**Task list:**
#1 Say whether each statement agrees with the Flash Player passage, answering yes or no and quoting the deciding words: (a) On Adobe's website, the standalone Flash Player goes by the name "Flash Player content debugger." (b) Adobe's hidden Flash Player download was offered for Windows alone. (c) Adobe's website still carries the download link to the Flash Player.
#2 Update the part of the Flash Player passage starting at "Adobe hides the" and ending at "the time being.", putting "installer link" in place of "download link".

**Passage provided:**
** BEGIN **

Flash Game Header Image

You must use a standalone Flash Player to play SWF files outside of your browser. Download and install Adobe’s official “Flash Player content debugger” from the Wayback Machine or another trustworthy source, then open a SWF file in it.
Web browsers have dropped support for Flash, but what if you have an SWF file to open? Never fear: Adobe offered a hidden Flash Player download for Windows, Mac, and Linux that is still available from the Wayback Machine. You can open an SWF file outside your browser.

Adobe hides the standalone Flash Player very well. It’s actually called the “Flash Player content debugger” on Adobe’s website.

Update, 6/21/22: Adobe has ended any and all support for Flash. The company has now removed the download link to the Flash Player from its website, too. The program is still available on the Wayback machine for the time being.

** END **

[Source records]
** BEGIN **

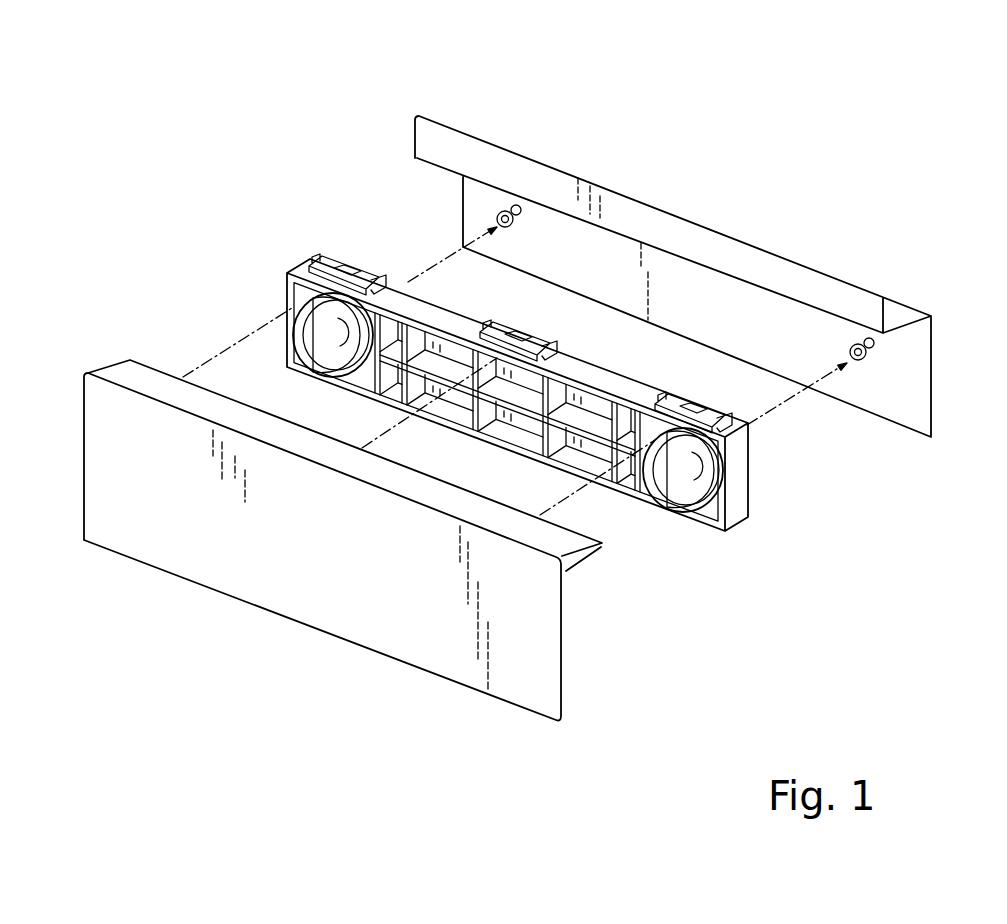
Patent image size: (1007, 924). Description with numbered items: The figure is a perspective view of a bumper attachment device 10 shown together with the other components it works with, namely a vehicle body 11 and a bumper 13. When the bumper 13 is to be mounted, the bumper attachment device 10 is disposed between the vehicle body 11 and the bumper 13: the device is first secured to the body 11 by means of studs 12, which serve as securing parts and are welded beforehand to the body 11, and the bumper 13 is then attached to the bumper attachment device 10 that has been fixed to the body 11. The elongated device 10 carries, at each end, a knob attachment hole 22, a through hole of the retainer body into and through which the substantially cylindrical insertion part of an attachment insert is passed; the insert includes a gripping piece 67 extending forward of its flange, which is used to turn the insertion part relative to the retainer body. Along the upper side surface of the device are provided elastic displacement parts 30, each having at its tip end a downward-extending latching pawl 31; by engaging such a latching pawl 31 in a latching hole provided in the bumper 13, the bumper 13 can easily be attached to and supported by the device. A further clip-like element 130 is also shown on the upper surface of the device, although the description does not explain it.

The bumper attachment device 10 is at (767, 558).
The vehicle body 11 is at (665, 262).
The stud 12 is at (500, 208).
The bumper 13 is at (360, 598).
The knob attachment hole 22 is at (710, 500).
The elastic displacement part 30 is at (677, 393).
The latching pawl 31 is at (693, 417).
The gripping piece 67 is at (680, 493).
The clip 130 is at (505, 322).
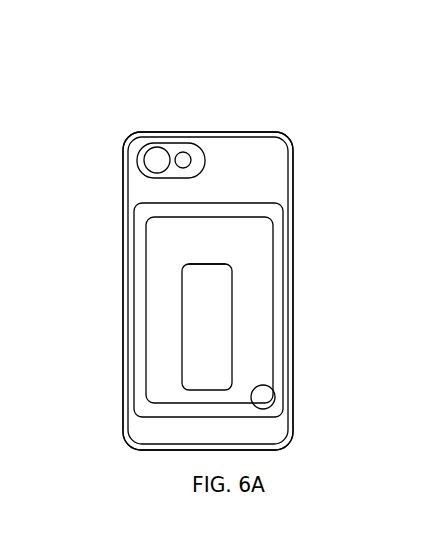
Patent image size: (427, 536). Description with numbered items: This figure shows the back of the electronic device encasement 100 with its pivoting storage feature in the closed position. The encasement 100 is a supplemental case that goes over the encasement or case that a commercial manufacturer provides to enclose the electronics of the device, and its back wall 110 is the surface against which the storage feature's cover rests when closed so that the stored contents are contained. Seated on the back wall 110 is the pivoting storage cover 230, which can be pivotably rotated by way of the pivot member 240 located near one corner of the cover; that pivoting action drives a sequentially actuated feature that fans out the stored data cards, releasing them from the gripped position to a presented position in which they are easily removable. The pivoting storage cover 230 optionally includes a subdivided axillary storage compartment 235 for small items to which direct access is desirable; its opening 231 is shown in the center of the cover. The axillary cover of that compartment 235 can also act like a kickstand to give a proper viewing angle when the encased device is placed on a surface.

The electronic device encasement 100 is at (141, 24).
The back wall 110 is at (262, 157).
The pivoting storage cover 230 is at (260, 245).
The slot opening 231 is at (200, 264).
The axillary storage compartment 235 is at (213, 321).
The pivot member 240 is at (263, 397).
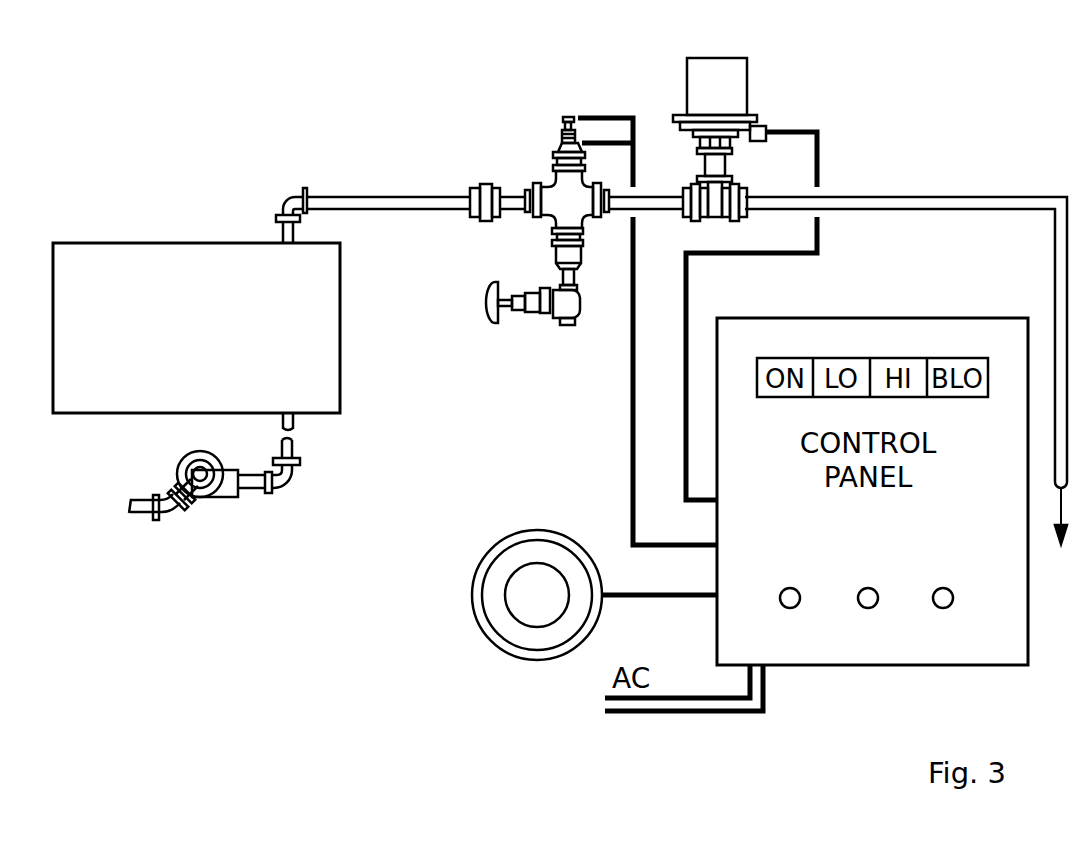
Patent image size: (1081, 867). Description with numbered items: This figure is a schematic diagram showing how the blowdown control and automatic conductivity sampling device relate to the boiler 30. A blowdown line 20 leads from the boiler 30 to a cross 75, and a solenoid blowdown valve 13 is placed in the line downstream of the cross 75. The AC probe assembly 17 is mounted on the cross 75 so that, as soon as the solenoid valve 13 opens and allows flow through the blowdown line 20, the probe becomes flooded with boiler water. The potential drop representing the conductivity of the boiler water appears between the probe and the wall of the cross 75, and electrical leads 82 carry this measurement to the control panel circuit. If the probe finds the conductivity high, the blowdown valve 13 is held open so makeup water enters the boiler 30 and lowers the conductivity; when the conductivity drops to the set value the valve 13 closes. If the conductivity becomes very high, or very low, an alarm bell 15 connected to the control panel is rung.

The solenoid blowdown valve 13 is at (727, 165).
The alarm bell 15 is at (503, 547).
The AC probe assembly 17 is at (565, 138).
The blowdown line 20 is at (330, 197).
The boiler 30 is at (313, 309).
The cross 75 is at (553, 187).
The electrical leads 82 is at (600, 140).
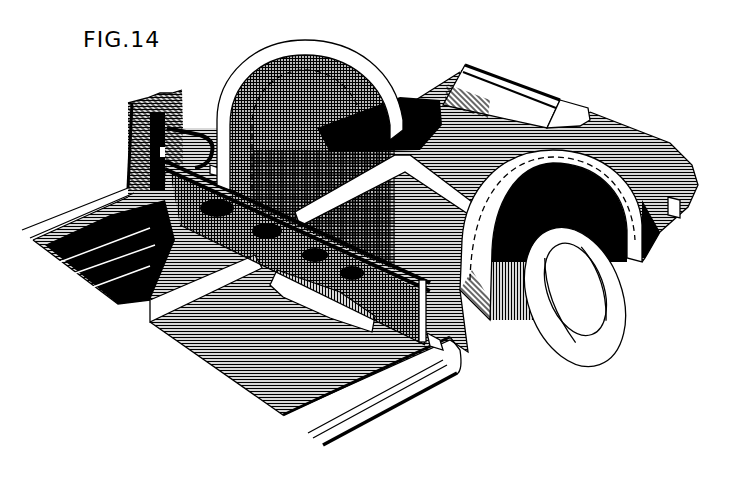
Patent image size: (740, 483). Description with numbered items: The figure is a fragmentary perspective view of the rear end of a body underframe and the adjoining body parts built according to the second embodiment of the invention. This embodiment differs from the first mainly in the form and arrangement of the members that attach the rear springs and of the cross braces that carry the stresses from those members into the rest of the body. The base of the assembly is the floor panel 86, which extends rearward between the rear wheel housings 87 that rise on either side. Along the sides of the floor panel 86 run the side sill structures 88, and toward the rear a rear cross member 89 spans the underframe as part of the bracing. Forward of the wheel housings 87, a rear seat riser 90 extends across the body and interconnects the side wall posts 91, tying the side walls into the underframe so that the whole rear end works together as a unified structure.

The floor panel 86 is at (228, 372).
The rear wheel housings 87 is at (318, 62).
The side sill structures 88 is at (313, 415).
The rear cross member 89 is at (533, 112).
The rear seat riser 90 is at (207, 143).
The side wall posts 91 is at (127, 142).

** END **

**The responses:**
#1
(a) Yes: "It’s actually called the “Flash Player content debugger” on Adobe’s website."
(b) No: "Adobe offered a hidden Flash Player download for Windows, Mac, and Linux"
(c) No: "The company has now removed the download link to the Flash Player from its website, too."

#2
Adobe hides the standalone Flash Player very well. It’s actually called the “Flash Player content debugger” on Adobe’s website.

Update, 6/21/22: Adobe has ended any and all support for Flash. The company has now removed the installer link to the Flash Player from its website, too. The program is still available on the Wayback machine for the time being.